PASSAGE SHOWN:
________________

Covariance and Correlation

4.4. Covariance and Correlation#

Example#

We will look at a dataset containing of measurements of heights and middle finger lengths for 3000 men (this is adapted from a dataset bizarrely recorded for jail inmates 1902 - W. R. MacDonell (Biometrika, Vol. I., p. 219)).

Set up Python libraries#

As usual, run the code cell below to import the relevant Python libraries

# Set-up Python libraries - you need to run this but you don't need to change it
import numpy as np
import matplotlib.pyplot as plt
import scipy.stats as stats
import pandas 
import seaborn as sns
sns.set_theme() # use pretty defaults

Load and inspect the data#

Load the data from the file HeightFinger.csv

heightFinger = pandas.read_csv('https://raw.githubusercontent.com/jillxoreilly/StatsCourseBook/main/data/HeightFingerInches.csv')
display(heightFinger)

	Height	FingerLength
0	56	3.875
1	57	4.000
2	58	3.875
3	58	4.000
4	58	4.000
...	...	...

________________

Excerpts from a layout annotation set
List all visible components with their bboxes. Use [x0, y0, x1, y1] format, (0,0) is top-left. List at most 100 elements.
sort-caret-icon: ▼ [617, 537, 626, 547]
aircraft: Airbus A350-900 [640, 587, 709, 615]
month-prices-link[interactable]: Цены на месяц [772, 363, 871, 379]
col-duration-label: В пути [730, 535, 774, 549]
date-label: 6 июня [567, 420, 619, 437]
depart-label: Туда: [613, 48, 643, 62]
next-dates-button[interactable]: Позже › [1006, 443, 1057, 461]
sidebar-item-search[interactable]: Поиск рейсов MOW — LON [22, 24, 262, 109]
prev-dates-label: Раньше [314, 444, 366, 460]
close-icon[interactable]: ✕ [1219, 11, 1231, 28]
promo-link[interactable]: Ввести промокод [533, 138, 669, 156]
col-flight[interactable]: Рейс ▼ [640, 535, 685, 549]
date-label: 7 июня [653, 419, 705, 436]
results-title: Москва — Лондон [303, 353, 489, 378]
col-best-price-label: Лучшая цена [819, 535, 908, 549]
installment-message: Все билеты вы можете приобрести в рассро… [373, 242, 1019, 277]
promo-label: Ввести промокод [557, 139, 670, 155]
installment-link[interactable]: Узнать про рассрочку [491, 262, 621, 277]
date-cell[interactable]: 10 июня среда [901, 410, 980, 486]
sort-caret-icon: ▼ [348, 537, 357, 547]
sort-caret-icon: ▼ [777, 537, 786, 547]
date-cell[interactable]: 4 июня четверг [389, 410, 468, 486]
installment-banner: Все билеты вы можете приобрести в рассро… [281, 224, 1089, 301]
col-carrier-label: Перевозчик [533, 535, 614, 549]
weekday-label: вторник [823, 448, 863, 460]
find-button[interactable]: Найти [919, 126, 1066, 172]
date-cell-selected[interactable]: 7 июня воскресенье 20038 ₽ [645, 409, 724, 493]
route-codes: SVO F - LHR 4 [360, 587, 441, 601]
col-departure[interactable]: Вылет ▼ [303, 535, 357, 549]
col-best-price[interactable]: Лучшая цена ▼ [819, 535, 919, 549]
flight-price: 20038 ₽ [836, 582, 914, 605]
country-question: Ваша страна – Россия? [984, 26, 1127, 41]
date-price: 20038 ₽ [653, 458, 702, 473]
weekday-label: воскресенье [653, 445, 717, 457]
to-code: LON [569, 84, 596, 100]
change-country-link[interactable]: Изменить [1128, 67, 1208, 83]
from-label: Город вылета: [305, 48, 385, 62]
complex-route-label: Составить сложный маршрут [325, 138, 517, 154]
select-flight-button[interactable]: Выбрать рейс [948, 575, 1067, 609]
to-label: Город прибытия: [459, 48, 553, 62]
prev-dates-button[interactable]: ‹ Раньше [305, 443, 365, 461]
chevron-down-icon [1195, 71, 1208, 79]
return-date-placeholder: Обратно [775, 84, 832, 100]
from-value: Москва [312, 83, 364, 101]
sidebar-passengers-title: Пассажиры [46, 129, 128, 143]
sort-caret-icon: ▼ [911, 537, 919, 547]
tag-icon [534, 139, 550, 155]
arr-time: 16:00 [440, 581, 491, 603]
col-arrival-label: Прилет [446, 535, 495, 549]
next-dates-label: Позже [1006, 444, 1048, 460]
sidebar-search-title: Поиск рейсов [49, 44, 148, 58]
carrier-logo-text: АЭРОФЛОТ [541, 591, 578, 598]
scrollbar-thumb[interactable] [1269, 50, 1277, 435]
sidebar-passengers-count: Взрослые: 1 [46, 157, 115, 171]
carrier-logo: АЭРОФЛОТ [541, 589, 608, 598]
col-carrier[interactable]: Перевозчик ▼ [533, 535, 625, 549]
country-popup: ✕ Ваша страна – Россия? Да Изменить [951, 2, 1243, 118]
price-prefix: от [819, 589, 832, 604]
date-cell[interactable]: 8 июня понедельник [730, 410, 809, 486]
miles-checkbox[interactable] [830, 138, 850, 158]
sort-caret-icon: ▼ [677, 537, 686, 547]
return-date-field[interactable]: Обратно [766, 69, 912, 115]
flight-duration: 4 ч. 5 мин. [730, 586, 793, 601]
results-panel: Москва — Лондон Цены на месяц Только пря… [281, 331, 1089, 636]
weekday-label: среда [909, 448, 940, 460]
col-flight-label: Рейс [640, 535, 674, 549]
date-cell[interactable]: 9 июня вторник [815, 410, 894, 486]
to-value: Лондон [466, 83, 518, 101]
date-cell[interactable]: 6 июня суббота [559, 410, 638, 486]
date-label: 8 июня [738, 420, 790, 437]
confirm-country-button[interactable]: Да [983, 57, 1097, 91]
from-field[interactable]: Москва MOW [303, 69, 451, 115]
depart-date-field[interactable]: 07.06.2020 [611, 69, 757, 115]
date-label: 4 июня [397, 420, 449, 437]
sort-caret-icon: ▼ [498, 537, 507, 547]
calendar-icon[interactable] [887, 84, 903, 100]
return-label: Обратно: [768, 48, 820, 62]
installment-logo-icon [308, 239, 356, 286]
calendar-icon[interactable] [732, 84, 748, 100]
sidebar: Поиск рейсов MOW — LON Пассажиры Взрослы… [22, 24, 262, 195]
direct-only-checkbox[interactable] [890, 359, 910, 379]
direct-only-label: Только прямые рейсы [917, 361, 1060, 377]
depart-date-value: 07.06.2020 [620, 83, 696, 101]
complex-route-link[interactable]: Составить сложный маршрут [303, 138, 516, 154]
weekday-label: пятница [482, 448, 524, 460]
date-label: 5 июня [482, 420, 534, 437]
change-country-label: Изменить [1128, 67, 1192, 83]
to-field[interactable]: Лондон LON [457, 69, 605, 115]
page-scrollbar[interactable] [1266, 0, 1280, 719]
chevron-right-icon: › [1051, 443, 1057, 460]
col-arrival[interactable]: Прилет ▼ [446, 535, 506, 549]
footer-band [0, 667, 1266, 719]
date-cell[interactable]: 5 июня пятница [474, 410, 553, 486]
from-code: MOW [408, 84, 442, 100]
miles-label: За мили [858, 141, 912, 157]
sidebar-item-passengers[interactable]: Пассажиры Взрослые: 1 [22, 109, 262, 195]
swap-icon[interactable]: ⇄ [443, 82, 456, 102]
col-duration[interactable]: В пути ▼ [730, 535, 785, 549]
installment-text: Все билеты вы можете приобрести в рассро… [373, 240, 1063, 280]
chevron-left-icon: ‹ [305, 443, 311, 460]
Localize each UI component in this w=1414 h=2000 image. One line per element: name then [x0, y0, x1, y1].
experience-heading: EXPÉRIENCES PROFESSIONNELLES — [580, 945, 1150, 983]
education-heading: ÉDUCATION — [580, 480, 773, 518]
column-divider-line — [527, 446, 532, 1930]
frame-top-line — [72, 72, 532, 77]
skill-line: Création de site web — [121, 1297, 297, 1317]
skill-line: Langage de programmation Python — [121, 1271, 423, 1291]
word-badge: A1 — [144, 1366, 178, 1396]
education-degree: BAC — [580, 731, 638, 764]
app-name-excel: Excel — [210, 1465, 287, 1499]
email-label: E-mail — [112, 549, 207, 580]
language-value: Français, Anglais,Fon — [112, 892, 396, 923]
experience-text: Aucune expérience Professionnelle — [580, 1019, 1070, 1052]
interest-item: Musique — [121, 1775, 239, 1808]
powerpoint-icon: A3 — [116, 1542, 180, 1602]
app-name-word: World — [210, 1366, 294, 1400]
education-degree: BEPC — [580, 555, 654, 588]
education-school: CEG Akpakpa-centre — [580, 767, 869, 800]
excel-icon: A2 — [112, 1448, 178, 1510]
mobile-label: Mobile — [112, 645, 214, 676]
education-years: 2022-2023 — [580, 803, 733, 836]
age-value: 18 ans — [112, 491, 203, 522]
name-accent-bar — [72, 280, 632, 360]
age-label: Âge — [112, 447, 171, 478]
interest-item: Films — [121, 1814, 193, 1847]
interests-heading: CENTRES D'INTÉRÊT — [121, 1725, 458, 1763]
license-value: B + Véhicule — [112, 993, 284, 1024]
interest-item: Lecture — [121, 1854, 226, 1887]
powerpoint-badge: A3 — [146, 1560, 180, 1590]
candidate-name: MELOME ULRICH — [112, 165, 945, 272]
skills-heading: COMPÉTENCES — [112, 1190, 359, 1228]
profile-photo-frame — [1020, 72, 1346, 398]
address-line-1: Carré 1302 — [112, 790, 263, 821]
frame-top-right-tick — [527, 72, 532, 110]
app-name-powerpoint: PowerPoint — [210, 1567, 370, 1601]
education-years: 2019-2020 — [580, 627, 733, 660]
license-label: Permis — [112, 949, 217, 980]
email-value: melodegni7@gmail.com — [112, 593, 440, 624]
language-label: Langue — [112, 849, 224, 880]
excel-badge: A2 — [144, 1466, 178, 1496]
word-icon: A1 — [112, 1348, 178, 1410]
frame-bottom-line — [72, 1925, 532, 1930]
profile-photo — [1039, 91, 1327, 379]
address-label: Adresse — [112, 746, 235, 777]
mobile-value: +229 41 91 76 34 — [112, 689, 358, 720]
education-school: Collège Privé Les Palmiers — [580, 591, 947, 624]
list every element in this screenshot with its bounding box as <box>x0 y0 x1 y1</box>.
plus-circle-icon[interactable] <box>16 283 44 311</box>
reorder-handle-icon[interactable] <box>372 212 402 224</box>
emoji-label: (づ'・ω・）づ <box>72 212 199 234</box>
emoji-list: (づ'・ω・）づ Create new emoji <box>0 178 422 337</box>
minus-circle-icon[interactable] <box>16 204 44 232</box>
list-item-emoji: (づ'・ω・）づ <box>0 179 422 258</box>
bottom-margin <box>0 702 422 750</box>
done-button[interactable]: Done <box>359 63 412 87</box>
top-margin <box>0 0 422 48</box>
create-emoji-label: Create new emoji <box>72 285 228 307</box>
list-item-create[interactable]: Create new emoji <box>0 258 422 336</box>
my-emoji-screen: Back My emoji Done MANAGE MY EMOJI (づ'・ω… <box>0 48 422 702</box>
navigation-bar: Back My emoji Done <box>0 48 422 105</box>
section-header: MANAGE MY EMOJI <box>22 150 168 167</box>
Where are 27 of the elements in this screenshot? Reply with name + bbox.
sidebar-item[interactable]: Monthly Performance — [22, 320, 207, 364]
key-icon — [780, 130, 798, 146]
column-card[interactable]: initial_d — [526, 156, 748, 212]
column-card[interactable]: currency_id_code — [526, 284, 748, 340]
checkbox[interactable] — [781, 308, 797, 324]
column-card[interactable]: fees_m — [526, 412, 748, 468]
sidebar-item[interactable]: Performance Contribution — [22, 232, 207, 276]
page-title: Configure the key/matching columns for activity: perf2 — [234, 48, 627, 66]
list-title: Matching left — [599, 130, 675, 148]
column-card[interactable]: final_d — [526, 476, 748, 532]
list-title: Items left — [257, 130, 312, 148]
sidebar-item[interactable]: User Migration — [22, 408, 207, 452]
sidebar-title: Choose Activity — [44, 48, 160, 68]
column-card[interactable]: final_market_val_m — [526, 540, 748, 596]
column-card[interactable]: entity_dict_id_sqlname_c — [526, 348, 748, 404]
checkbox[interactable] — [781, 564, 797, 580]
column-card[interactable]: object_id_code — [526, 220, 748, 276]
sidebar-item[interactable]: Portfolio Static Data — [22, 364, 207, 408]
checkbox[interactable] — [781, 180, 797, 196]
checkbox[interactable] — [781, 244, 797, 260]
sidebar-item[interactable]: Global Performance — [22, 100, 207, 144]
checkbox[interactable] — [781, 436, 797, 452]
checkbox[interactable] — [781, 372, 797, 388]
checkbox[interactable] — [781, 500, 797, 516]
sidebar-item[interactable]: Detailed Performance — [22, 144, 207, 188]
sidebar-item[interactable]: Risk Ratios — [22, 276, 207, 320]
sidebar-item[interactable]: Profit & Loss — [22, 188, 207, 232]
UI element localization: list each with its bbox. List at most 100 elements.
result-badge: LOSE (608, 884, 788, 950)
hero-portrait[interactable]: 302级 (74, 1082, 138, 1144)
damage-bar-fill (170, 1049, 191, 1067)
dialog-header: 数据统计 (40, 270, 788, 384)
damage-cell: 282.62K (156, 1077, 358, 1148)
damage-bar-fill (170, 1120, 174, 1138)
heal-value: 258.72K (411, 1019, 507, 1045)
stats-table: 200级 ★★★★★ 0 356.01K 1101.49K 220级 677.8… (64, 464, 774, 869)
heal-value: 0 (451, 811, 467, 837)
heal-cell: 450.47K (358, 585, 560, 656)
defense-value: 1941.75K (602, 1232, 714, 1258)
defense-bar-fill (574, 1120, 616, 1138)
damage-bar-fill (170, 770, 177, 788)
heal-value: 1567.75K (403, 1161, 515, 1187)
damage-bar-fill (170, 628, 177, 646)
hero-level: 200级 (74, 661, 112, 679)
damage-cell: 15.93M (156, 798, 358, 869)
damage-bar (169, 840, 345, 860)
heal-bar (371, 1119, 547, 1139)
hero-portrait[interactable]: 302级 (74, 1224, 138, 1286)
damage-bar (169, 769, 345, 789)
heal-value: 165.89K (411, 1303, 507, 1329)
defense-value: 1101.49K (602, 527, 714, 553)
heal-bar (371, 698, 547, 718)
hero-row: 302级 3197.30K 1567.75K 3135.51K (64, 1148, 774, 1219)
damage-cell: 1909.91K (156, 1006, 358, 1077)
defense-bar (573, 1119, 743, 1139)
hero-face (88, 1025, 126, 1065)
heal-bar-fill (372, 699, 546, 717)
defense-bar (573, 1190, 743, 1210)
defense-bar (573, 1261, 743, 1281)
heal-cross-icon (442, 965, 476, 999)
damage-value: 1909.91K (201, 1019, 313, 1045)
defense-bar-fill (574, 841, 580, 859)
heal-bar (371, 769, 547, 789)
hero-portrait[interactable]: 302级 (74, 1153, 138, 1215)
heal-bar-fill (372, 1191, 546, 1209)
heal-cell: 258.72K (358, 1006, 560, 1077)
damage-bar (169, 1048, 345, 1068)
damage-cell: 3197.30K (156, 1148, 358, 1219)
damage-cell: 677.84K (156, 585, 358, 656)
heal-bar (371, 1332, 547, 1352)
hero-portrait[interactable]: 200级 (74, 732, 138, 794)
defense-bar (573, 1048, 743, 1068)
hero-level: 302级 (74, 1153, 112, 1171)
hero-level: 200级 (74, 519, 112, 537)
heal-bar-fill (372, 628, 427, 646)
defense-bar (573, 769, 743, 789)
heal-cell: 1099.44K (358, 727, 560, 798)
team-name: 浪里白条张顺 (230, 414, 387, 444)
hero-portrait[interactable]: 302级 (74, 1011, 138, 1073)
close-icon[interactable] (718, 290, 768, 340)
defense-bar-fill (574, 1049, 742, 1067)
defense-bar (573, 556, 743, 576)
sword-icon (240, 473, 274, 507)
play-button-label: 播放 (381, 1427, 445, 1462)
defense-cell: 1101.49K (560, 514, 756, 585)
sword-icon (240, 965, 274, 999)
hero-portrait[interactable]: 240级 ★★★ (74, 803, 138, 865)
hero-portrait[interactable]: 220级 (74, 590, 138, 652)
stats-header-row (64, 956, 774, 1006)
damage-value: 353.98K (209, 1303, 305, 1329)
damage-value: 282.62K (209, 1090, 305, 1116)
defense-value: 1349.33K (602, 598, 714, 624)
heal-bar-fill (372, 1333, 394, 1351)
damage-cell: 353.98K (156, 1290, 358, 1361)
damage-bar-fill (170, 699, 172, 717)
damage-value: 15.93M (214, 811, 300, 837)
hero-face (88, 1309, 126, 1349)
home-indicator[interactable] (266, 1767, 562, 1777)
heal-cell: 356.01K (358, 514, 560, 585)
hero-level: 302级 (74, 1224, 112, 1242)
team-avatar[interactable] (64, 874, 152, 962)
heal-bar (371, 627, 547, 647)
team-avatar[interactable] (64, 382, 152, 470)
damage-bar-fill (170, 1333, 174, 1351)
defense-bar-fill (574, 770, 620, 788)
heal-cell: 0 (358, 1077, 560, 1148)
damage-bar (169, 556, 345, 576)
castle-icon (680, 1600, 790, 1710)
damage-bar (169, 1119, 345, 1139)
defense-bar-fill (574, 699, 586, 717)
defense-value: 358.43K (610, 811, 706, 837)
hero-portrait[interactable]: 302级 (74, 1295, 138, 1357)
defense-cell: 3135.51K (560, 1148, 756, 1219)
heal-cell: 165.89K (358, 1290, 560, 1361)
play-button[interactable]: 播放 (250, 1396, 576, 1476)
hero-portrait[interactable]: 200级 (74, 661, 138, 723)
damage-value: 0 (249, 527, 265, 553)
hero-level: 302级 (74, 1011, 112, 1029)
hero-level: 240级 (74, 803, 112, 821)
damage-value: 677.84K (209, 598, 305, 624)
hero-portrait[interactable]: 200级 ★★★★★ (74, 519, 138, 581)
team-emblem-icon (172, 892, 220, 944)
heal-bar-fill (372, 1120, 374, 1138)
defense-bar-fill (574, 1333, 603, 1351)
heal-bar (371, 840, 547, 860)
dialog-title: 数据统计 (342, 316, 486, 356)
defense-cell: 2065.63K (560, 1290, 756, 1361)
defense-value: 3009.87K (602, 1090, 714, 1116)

________________

THE REQUEST:
In the covariance and correlation page above, rewrite the paragraph beginning "We will look at a dataset" as a short bulleted list that keeps its main facts.

FINAL RESULT:
- Dataset: heights and middle finger lengths of 3000 men
- Origin: adapted from data recorded for jail inmates in 1902
- Source: W. R. MacDonell, Biometrika, Vol. I, p. 219